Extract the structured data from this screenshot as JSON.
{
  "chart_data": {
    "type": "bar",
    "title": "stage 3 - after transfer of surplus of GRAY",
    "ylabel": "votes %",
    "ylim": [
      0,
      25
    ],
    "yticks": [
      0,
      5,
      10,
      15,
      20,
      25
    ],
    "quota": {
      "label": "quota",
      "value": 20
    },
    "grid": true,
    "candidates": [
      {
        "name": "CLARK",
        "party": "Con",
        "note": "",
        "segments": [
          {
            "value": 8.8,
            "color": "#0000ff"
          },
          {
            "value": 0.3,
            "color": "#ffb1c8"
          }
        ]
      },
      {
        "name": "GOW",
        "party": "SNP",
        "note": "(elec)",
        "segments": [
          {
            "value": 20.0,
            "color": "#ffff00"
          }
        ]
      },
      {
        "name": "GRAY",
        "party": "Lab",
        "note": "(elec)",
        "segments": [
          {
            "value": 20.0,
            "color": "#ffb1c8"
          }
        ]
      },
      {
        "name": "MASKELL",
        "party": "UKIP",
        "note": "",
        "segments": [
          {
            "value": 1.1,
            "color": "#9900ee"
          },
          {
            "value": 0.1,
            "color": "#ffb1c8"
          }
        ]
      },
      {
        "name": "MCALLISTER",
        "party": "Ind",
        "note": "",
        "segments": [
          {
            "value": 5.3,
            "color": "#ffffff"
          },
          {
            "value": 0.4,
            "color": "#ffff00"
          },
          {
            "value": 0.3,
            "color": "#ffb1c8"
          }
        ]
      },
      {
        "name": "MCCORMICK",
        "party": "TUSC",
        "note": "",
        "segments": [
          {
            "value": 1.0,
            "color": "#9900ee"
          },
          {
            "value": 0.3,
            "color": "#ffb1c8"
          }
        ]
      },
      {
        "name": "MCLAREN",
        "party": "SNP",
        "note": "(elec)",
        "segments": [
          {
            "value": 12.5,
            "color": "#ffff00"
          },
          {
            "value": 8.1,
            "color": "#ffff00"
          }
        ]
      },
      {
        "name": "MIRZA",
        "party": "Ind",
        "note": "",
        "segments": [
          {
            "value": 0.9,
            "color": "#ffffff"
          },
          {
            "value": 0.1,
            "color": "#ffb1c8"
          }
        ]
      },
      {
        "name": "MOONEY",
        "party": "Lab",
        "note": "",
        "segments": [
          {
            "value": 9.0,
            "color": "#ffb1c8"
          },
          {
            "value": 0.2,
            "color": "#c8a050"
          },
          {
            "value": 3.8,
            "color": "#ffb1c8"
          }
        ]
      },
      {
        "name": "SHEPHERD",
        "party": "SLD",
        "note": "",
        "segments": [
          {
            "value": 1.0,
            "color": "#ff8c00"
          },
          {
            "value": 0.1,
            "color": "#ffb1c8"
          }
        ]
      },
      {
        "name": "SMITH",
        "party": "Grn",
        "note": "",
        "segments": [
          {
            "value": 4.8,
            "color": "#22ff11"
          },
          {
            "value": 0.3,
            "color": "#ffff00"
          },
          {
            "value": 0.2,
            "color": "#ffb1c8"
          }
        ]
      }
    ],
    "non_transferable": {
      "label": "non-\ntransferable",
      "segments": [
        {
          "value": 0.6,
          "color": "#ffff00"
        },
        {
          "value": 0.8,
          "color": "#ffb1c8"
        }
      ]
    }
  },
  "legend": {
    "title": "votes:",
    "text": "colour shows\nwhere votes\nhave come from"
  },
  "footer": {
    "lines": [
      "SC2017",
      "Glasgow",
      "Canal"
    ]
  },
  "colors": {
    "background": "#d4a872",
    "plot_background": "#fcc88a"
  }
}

---

* DIRECTION *
All of the material must be reproduced exactly.

* THE ANSWER *
Extract the structured data from this screenshot as JSON.
{
  "chart_data": {
    "type": "bar",
    "title": "stage 3 - after transfer of surplus of GRAY",
    "ylabel": "votes %",
    "ylim": [
      0,
      25
    ],
    "yticks": [
      0,
      5,
      10,
      15,
      20,
      25
    ],
    "quota": {
      "label": "quota",
      "value": 20
    },
    "grid": true,
    "candidates": [
      {
        "name": "CLARK",
        "party": "Con",
        "note": "",
        "segments": [
          {
            "value": 8.8,
            "color": "#0000ff"
          },
          {
            "value": 0.3,
            "color": "#ffb1c8"
          }
        ]
      },
      {
        "name": "GOW",
        "party": "SNP",
        "note": "(elec)",
        "segments": [
          {
            "value": 20.0,
            "color": "#ffff00"
          }
        ]
      },
      {
        "name": "GRAY",
        "party": "Lab",
        "note": "(elec)",
        "segments": [
          {
            "value": 20.0,
            "color": "#ffb1c8"
          }
        ]
      },
      {
        "name": "MASKELL",
        "party": "UKIP",
        "note": "",
        "segments": [
          {
            "value": 1.1,
            "color": "#9900ee"
          },
          {
            "value": 0.1,
            "color": "#ffb1c8"
          }
        ]
      },
      {
        "name": "MCALLISTER",
        "party": "Ind",
        "note": "",
        "segments": [
          {
            "value": 5.3,
            "color": "#ffffff"
          },
          {
            "value": 0.4,
            "color": "#ffff00"
          },
          {
            "value": 0.3,
            "color": "#ffb1c8"
          }
        ]
      },
      {
        "name": "MCCORMICK",
        "party": "TUSC",
        "note": "",
        "segments": [
          {
            "value": 1.0,
            "color": "#9900ee"
          },
          {
            "value": 0.3,
            "color": "#ffb1c8"
          }
        ]
      },
      {
        "name": "MCLAREN",
        "party": "SNP",
        "note": "(elec)",
        "segments": [
          {
            "value": 12.5,
            "color": "#ffff00"
          },
          {
            "value": 8.1,
            "color": "#ffff00"
          }
        ]
      },
      {
        "name": "MIRZA",
        "party": "Ind",
        "note": "",
        "segments": [
          {
            "value": 0.9,
            "color": "#ffffff"
          },
          {
            "value": 0.1,
            "color": "#ffb1c8"
          }
        ]
      },
      {
        "name": "MOONEY",
        "party": "Lab",
        "note": "",
        "segments": [
          {
            "value": 9.0,
            "color": "#ffb1c8"
          },
          {
            "value": 0.2,
            "color": "#c8a050"
          },
          {
            "value": 3.8,
            "color": "#ffb1c8"
          }
        ]
      },
      {
        "name": "SHEPHERD",
        "party": "SLD",
        "note": "",
        "segments": [
          {
            "value": 1.0,
            "color": "#ff8c00"
          },
          {
            "value": 0.1,
            "color": "#ffb1c8"
          }
        ]
      },
      {
        "name": "SMITH",
        "party": "Grn",
        "note": "",
        "segments": [
          {
            "value": 4.8,
            "color": "#22ff11"
          },
          {
            "value": 0.3,
            "color": "#ffff00"
          },
          {
            "value": 0.2,
            "color": "#ffb1c8"
          }
        ]
      }
    ],
    "non_transferable": {
      "label": "non-\ntransferable",
      "segments": [
        {
          "value": 0.6,
          "color": "#ffff00"
        },
        {
          "value": 0.8,
          "color": "#ffb1c8"
        }
      ]
    }
  },
  "legend": {
    "title": "votes:",
    "text": "colour shows\nwhere votes\nhave come from"
  },
  "footer": {
    "lines": [
      "SC2017",
      "Glasgow",
      "Canal"
    ]
  },
  "colors": {
    "background": "#d4a872",
    "plot_background": "#fcc88a"
  }
}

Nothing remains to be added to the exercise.